+++ TEXT SHOWN +++

Roos also makes no attempt to look at the role of ex-servicemen in the Liberal Party. This is surprising as one of the founders of the party was Jock Isacowitz, a former National Chairman of the Springbok Legion. According to Randolph Vigne in Liberals Against Apartheid: A History of the Liberal Party of South Africa, 1953-68 (1997), a number of veterans made their way to the Liberal Party through the Springbok Legion. Ex-servicemen also played a leading role in the party, including Peter Brown, the National Chairman, who had served in Italy. Walter Stanford, holder of the Distinguished Flying Cross, and Leslie Rubin, a former AES officer, were elected as Native Representatives in terms of the Natives Representative Act of 1936. They used parliament as a platform to propagate the ideal of a non-racial South Africa and to expose with relentless criticism the evil and folly of apartheid.

+++ RECORDS FOR THE EXERCISE +++

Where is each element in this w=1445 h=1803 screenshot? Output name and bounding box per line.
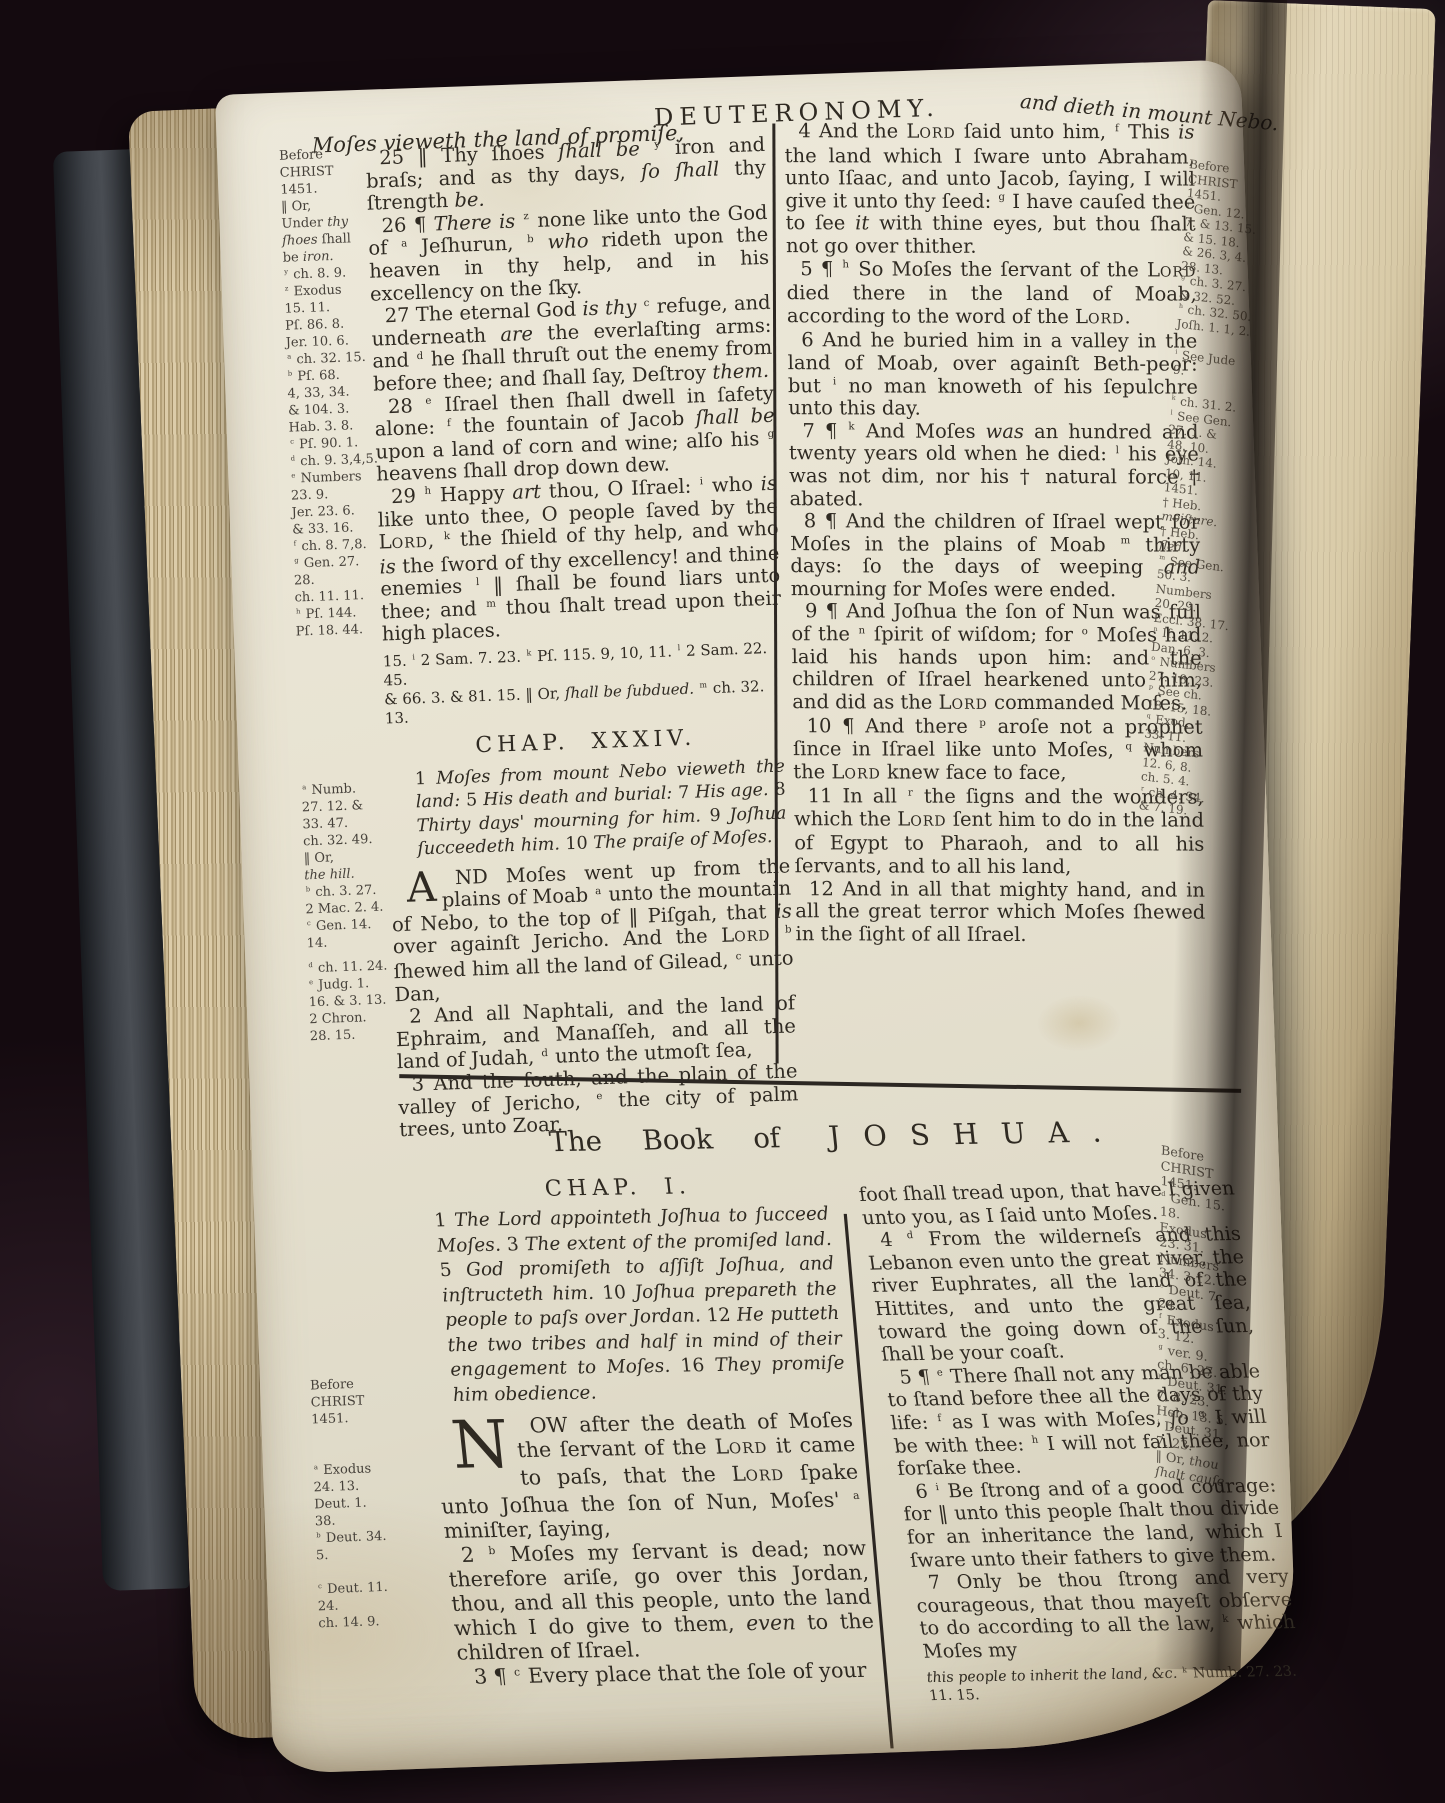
verse: 26 ¶ There is z none like unto the God o… xyxy=(367,202,770,306)
verse: 5 ¶ h So Moſes the ſervant of the LORD d… xyxy=(786,258,1197,331)
chapter-34-argument: 1 Moſes from mount Nebo vieweth the land… xyxy=(387,755,790,869)
drop-cap: A xyxy=(390,867,442,905)
deut-ch34-margin-notes-2: d ch. 11. 24.e Judg. 1.16. & 3. 13.2 Chr… xyxy=(307,957,396,1045)
book-title-name: JOSHUA. xyxy=(827,1116,1126,1154)
verse: 9 ¶ And Joſhua the ſon of Nun was full o… xyxy=(791,601,1203,717)
chapter-heading-1: CHAP. I. xyxy=(407,1172,829,1204)
verse: 4 And the LORD ſaid unto him, f This is … xyxy=(784,120,1196,259)
margin-note: 14. xyxy=(306,932,393,952)
bible-page: Moſes vieweth the land of promiſe, DEUTE… xyxy=(215,59,1299,1774)
verse: 28 e Iſrael then ſhall dwell in ſafety a… xyxy=(374,382,777,486)
margin-note: ch. 14. 9. xyxy=(318,1612,405,1632)
margin-note: d ch. 9. 3,4,5. xyxy=(290,451,377,471)
margin-note: f ch. 8. 7,8. xyxy=(293,536,380,556)
verse: 12 And in all that mighty hand, and in a… xyxy=(795,878,1206,947)
verse: 8 ¶ And the children of Iſrael wept for … xyxy=(790,510,1201,602)
verse: 6 And he buried him in a valley in the l… xyxy=(787,330,1198,422)
joshua-book-title: The Book ofJOSHUA. xyxy=(548,1116,1126,1159)
margin-note: a ch. 32. 15. xyxy=(286,349,373,369)
joshua-ch1-verses: NOW after the death of Moſes the ſervant… xyxy=(432,1408,881,1689)
deut-footnotes: 15. i 2 Sam. 7. 23. k Pſ. 115. 9, 10, 11… xyxy=(383,639,785,729)
joshua-footnotes: this people to inherit the land, &c. k N… xyxy=(926,1663,1306,1706)
deuteronomy-left-column: 25 ‖ Thy ſhoes ſhall be y iron and braſs… xyxy=(365,134,799,1142)
margin-note: d ch. 11. 24. xyxy=(307,957,394,977)
verse: AND Moſes went up from the plains of Moa… xyxy=(390,855,795,1006)
margin-note: 2 Mac. 2. 4. xyxy=(305,898,392,918)
deut-ch34-margin-notes: a Numb.27. 12. &33. 47.ch. 32. 49.‖ Or,t… xyxy=(301,779,393,952)
deut-ch34-verses: AND Moſes went up from the plains of Moa… xyxy=(390,855,799,1142)
verse: 7 ¶ k And Moſes was an hundred and twent… xyxy=(788,420,1199,512)
joshua-left-margin-notes: BeforeCHRIST1451.a Exodus24. 13.Deut. 1.… xyxy=(310,1374,405,1632)
verse: NOW after the death of Moſes the ſervant… xyxy=(432,1408,865,1543)
margin-note: 28. 15. xyxy=(310,1025,397,1045)
verse: 2 b Moſes my ſervant is dead; now theref… xyxy=(445,1536,877,1665)
deut-ch33-verses: 25 ‖ Thy ſhoes ſhall be y iron and braſs… xyxy=(365,134,782,647)
book-title-prefix: The Book of xyxy=(548,1123,782,1159)
joshua-left-column: CHAP. I. 1 The Lord appointeth Joſhua to… xyxy=(407,1172,880,1689)
deuteronomy-right-column: 4 And the LORD ſaid unto him, f This is … xyxy=(784,120,1206,947)
photo-of-open-bible: JoſhuaBeforeCHRIST1451.Deut. 5.& 28. 9.‖… xyxy=(0,0,1445,1803)
margin-note: 16. & 3. 13. xyxy=(308,991,395,1011)
margin-note: Pſ. 18. 44. xyxy=(295,621,382,641)
verse: 27 The eternal God is thy c refuge, and … xyxy=(370,292,773,396)
drop-cap: N xyxy=(432,1414,520,1473)
chapter-1-argument: 1 The Lord appointeth Joſhua to ſucceed … xyxy=(410,1203,851,1416)
chapter-heading-34: CHAP. XXXIV. xyxy=(386,725,787,762)
verse: 29 h Happy art thou, O Iſrael: i who is … xyxy=(377,473,782,647)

+++

» **EXERCISE TASK 1**
In the entries, copy out the lines starting with the one that contains "verse: 26 ¶" and going on through the one that contains "margin-note: d ch. 9.".
» **EXERCISE TASK 2**
Write the next part of the passage on ex-servicemen in South Africa's Liberal Party, picking up after its final sentence.
The entries have no connection to the passage above them.

» **RIGHT ANSWER 1**
verse: 26 ¶ There is z none like unto the God o… xyxy=(367,202,770,306)
verse: 5 ¶ h So Moſes the ſervant of the LORD d… xyxy=(786,258,1197,331)
chapter-34-argument: 1 Moſes from mount Nebo vieweth the land… xyxy=(387,755,790,869)
drop-cap: A xyxy=(390,867,442,905)
deut-ch34-margin-notes-2: d ch. 11. 24.e Judg. 1.16. & 3. 13.2 Chr… xyxy=(307,957,396,1045)
book-title-name: JOSHUA. xyxy=(827,1116,1126,1154)
verse: 9 ¶ And Joſhua the ſon of Nun was full o… xyxy=(791,601,1203,717)
chapter-heading-1: CHAP. I. xyxy=(407,1172,829,1204)
verse: 4 And the LORD ſaid unto him, f This is … xyxy=(784,120,1196,259)
margin-note: 14. xyxy=(306,932,393,952)
bible-page: Moſes vieweth the land of promiſe, DEUTE… xyxy=(215,59,1299,1774)
verse: 28 e Iſrael then ſhall dwell in ſafety a… xyxy=(374,382,777,486)
margin-note: ch. 14. 9. xyxy=(318,1612,405,1632)
margin-note: d ch. 9. 3,4,5. xyxy=(290,451,377,471)

» **RIGHT ANSWER 2**
Roos's argument that only a small cohort of white radicals in the Communist Party and the COD were prepared to challenge the very precepts of apartheid in their quest for a non-racial state, and suffered state prosecution and vilification at the hands of whites, is thus also open to questioning. That the veterans in the PP and Liberal Party advocated a qualified franchise for "civilized" men does not negate their desire for social justice based on non-racialism. For the apartheid state liberals were agitators without whom Africans would have been blissfully happy with apartheid, and the government saw liberalism as more devious and dangerous than communism. The state as a result unleashed its full powers against the Liberal Party. A succession of party members, including Brown, were detained and banned without trial. Although not harassed by the state, the PP under the leadership of Steytler and Eglin had to endure in election after election the contempt of the white electorate, which believed that the party was a danger to the existence of white rule in South Africa, and that it consisted of communists and traitors.
Ordinary Springboks's curious blind spot regarding the role of ex-servicemen in white party politics does not, however, detract from Roos's achievement. His pioneering chapters on the hitherto neglected Springbok Legion and Torch Commando fills a crucial historiographical gap in South African history, and will endure. The book will be obligatory reading for those with any interest in the motives, ambitions and frustration of white servicemen during and after the Second World War.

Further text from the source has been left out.